### Exercise goal
Only a number is expected: how many lines in the data below contain the word "pickuparmen".

Stored records
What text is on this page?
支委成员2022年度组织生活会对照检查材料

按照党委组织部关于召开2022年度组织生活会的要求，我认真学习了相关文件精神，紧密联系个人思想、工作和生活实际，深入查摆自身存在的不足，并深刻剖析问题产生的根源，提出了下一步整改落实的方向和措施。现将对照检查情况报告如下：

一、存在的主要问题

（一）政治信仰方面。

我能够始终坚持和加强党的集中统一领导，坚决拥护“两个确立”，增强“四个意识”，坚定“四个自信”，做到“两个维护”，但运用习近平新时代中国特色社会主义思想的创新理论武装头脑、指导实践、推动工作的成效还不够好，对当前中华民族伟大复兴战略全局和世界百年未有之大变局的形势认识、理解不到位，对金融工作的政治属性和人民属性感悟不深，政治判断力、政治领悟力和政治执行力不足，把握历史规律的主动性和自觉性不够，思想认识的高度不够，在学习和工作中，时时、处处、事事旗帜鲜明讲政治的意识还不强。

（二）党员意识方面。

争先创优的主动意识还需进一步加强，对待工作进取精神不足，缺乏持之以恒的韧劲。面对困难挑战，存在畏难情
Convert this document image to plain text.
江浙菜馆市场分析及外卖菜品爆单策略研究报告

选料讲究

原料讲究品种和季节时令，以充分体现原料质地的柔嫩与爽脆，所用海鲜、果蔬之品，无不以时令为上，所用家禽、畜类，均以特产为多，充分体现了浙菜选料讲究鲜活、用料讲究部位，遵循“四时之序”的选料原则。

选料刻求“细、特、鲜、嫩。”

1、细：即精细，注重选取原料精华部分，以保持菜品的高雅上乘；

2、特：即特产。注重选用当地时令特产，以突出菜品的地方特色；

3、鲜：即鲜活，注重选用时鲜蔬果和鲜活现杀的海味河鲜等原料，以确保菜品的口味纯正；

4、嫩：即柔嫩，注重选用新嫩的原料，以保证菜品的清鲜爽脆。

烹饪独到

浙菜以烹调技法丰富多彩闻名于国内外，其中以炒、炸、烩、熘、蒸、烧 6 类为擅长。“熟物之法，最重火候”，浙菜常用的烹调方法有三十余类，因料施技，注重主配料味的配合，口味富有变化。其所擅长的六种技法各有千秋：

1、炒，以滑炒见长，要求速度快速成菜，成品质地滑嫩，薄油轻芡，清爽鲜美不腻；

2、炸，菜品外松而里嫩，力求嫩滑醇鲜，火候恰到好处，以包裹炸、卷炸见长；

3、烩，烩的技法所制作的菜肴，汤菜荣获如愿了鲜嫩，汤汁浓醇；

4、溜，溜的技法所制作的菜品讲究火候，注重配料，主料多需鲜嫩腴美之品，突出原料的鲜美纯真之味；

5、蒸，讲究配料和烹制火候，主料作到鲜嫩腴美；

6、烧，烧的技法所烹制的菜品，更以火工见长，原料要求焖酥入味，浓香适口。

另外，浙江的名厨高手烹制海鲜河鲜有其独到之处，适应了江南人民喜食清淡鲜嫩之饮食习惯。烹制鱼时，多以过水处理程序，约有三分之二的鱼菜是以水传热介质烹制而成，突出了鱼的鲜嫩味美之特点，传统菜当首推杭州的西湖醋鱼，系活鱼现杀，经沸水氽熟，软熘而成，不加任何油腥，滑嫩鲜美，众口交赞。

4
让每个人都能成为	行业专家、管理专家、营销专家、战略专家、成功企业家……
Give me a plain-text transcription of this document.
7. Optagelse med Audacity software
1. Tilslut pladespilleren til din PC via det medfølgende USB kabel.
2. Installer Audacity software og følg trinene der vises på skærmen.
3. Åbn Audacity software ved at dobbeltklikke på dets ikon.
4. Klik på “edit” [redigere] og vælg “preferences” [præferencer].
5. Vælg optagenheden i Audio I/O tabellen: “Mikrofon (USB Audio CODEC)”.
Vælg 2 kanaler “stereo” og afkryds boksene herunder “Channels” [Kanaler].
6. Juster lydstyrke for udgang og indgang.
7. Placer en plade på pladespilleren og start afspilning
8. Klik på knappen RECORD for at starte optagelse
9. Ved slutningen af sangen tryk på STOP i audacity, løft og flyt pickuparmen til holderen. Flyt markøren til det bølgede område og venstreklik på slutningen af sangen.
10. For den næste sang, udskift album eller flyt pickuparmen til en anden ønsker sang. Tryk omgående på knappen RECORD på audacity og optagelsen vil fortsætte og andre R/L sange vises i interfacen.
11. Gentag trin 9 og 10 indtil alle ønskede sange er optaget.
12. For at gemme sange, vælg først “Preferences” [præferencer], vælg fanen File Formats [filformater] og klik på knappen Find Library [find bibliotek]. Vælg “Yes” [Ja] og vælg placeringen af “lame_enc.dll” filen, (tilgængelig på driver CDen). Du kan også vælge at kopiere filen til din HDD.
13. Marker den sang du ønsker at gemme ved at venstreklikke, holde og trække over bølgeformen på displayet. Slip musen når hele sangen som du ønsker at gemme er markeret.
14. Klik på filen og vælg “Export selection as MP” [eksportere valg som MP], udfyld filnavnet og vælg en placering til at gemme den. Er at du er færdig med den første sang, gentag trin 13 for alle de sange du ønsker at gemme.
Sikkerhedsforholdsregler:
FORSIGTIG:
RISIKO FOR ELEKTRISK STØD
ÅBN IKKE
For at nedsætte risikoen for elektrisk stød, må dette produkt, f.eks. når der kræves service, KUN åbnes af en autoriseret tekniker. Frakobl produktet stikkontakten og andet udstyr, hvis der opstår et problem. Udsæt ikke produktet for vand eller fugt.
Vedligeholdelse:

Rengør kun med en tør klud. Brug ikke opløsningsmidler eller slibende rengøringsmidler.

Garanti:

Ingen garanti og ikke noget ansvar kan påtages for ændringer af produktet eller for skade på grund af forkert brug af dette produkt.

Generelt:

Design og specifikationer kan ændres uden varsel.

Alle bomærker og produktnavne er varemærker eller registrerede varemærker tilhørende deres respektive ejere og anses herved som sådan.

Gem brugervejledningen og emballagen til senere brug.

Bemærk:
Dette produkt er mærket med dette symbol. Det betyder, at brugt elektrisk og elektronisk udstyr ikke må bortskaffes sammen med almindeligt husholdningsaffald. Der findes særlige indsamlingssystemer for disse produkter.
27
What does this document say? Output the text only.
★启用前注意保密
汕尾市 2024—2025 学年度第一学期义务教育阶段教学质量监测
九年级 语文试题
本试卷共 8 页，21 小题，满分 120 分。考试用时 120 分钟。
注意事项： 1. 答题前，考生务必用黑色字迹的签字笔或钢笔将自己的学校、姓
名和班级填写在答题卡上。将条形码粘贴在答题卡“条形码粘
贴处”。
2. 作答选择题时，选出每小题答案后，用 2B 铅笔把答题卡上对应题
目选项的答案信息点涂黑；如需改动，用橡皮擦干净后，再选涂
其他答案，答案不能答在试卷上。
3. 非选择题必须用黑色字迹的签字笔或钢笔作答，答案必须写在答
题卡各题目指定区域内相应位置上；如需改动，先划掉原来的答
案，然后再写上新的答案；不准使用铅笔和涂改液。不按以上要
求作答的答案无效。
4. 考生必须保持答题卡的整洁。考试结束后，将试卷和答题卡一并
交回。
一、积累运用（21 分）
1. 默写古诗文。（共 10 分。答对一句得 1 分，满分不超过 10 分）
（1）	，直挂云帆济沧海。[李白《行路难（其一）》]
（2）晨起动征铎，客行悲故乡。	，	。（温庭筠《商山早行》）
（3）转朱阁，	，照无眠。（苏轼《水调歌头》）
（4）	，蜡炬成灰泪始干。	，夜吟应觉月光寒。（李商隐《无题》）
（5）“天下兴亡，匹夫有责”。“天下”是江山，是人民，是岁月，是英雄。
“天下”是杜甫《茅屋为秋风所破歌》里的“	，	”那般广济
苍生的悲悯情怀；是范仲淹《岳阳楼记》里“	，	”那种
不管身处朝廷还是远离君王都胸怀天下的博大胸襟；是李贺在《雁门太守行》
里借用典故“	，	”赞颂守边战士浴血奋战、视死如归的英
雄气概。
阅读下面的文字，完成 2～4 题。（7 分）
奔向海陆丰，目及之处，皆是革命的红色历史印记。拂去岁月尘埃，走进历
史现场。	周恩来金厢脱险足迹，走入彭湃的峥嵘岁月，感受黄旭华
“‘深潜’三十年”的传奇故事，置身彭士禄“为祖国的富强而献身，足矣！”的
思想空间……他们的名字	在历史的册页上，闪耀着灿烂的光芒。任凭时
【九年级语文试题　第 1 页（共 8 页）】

### Completed exercise
2